> _DATA RECORDS_:
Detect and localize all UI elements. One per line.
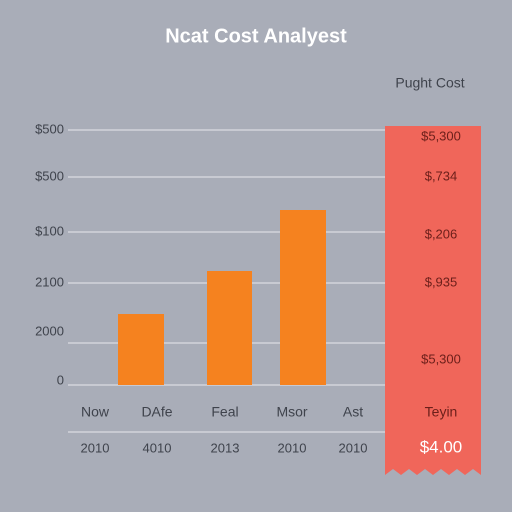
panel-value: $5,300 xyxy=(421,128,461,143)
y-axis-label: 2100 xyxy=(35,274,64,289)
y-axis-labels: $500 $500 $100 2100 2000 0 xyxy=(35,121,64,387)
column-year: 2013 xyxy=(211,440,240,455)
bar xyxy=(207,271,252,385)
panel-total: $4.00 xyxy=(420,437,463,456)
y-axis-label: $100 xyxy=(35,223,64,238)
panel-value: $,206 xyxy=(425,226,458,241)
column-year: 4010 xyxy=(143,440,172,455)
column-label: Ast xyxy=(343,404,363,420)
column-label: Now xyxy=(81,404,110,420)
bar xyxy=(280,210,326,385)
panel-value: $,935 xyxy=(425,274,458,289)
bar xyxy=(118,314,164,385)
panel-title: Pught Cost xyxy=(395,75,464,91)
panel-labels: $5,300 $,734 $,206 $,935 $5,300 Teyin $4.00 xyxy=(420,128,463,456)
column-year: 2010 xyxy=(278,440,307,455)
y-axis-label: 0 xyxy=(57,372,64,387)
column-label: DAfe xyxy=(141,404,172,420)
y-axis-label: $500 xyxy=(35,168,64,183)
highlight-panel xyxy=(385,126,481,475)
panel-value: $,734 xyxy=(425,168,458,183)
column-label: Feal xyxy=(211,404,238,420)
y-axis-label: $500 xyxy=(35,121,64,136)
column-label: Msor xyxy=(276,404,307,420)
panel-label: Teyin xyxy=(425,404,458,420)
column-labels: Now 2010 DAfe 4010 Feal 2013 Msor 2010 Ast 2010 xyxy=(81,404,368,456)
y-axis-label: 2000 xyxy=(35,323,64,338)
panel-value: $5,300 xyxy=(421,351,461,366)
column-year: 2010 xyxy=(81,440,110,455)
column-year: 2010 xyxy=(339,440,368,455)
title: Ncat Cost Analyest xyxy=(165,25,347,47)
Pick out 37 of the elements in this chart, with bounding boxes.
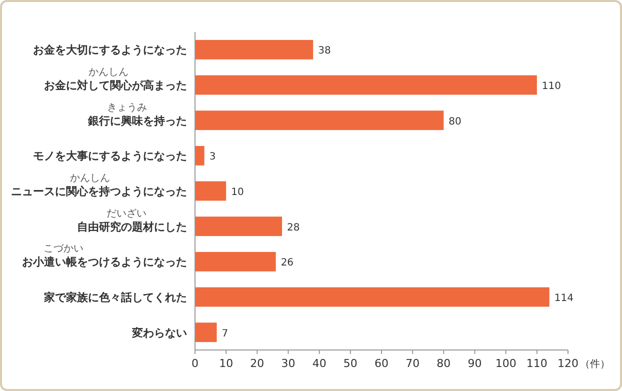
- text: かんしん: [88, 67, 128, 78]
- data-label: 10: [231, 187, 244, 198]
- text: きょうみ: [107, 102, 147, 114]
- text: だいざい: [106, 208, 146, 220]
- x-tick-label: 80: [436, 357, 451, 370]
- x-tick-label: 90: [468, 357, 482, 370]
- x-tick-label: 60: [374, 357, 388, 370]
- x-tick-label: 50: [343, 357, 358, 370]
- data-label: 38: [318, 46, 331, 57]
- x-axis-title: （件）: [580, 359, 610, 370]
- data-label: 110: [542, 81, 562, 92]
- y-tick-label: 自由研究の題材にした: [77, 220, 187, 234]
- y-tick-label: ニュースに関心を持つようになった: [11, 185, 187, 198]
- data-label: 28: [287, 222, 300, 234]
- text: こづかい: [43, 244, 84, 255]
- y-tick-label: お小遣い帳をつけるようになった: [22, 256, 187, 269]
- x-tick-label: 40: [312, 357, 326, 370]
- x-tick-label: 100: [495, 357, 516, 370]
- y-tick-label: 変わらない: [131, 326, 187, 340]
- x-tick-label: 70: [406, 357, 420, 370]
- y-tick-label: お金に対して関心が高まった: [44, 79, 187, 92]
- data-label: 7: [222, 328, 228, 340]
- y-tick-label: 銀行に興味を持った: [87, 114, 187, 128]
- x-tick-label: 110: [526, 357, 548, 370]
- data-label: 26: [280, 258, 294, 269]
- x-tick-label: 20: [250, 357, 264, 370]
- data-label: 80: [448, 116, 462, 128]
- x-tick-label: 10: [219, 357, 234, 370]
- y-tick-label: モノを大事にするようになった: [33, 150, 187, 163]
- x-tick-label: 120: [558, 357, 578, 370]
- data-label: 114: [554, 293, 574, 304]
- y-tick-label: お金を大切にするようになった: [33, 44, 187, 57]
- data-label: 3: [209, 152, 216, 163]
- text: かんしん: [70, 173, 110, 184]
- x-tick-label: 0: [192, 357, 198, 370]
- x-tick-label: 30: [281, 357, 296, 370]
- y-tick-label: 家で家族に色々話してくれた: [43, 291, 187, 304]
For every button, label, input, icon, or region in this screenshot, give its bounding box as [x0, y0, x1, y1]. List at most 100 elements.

> _WORK TO BE COMPLETED_: Write out the entire listing above word for word, leaving out the pictures.

> _ANSWER TO THE TASK_:
Detect and localize all UI elements. One per line.
panel-value: $5,300 xyxy=(421,128,461,143)
y-axis-label: 2100 xyxy=(35,274,64,289)
y-axis-labels: $500 $500 $100 2100 2000 0 xyxy=(35,121,64,387)
column-year: 2013 xyxy=(211,440,240,455)
bar xyxy=(207,271,252,385)
panel-total: $4.00 xyxy=(420,437,463,456)
y-axis-label: $100 xyxy=(35,223,64,238)
panel-value: $,206 xyxy=(425,226,458,241)
column-year: 4010 xyxy=(143,440,172,455)
column-label: Ast xyxy=(343,404,363,420)
column-label: Now xyxy=(81,404,110,420)
bar xyxy=(280,210,326,385)
panel-value: $,935 xyxy=(425,274,458,289)
bar xyxy=(118,314,164,385)
panel-title: Pught Cost xyxy=(395,75,464,91)
panel-labels: $5,300 $,734 $,206 $,935 $5,300 Teyin $4.00 xyxy=(420,128,463,456)
column-year: 2010 xyxy=(278,440,307,455)
y-axis-label: 0 xyxy=(57,372,64,387)
column-label: DAfe xyxy=(141,404,172,420)
y-axis-label: $500 xyxy=(35,168,64,183)
highlight-panel xyxy=(385,126,481,475)
panel-value: $,734 xyxy=(425,168,458,183)
column-label: Feal xyxy=(211,404,238,420)
y-axis-label: $500 xyxy=(35,121,64,136)
column-label: Msor xyxy=(276,404,307,420)
panel-label: Teyin xyxy=(425,404,458,420)
column-labels: Now 2010 DAfe 4010 Feal 2013 Msor 2010 Ast 2010 xyxy=(81,404,368,456)
y-axis-label: 2000 xyxy=(35,323,64,338)
panel-value: $5,300 xyxy=(421,351,461,366)
column-year: 2010 xyxy=(81,440,110,455)
column-year: 2010 xyxy=(339,440,368,455)
title: Ncat Cost Analyest xyxy=(165,25,347,47)
Pick out 37 of the elements in this chart, with bounding boxes.
- text: かんしん: [88, 67, 128, 78]
- data-label: 10: [231, 187, 244, 198]
- text: きょうみ: [107, 102, 147, 114]
- text: だいざい: [106, 208, 146, 220]
- x-tick-label: 80: [436, 357, 451, 370]
- x-tick-label: 90: [468, 357, 482, 370]
- x-tick-label: 60: [374, 357, 388, 370]
- x-tick-label: 50: [343, 357, 358, 370]
- data-label: 38: [318, 46, 331, 57]
- x-axis-title: （件）: [580, 359, 610, 370]
- data-label: 110: [542, 81, 562, 92]
- y-tick-label: 自由研究の題材にした: [77, 220, 187, 234]
- y-tick-label: ニュースに関心を持つようになった: [11, 185, 187, 198]
- data-label: 28: [287, 222, 300, 234]
- text: こづかい: [43, 244, 84, 255]
- y-tick-label: お小遣い帳をつけるようになった: [22, 256, 187, 269]
- x-tick-label: 40: [312, 357, 326, 370]
- x-tick-label: 100: [495, 357, 516, 370]
- y-tick-label: 変わらない: [131, 326, 187, 340]
- x-tick-label: 70: [406, 357, 420, 370]
- y-tick-label: お金に対して関心が高まった: [44, 79, 187, 92]
- data-label: 7: [222, 328, 228, 340]
- y-tick-label: 銀行に興味を持った: [87, 114, 187, 128]
- x-tick-label: 110: [526, 357, 548, 370]
- data-label: 26: [280, 258, 294, 269]
- x-tick-label: 20: [250, 357, 264, 370]
- data-label: 80: [448, 116, 462, 128]
- x-tick-label: 10: [219, 357, 234, 370]
- y-tick-label: モノを大事にするようになった: [33, 150, 187, 163]
- x-tick-label: 120: [558, 357, 578, 370]
- data-label: 114: [554, 293, 574, 304]
- y-tick-label: お金を大切にするようになった: [33, 44, 187, 57]
- data-label: 3: [209, 152, 216, 163]
- text: かんしん: [70, 173, 110, 184]
- x-tick-label: 0: [192, 357, 198, 370]
- x-tick-label: 30: [281, 357, 296, 370]
- y-tick-label: 家で家族に色々話してくれた: [43, 291, 187, 304]
For every button, label, input, icon, or region in this screenshot, give its bounding box as [x0, y0, x1, y1]. List at most 100 elements.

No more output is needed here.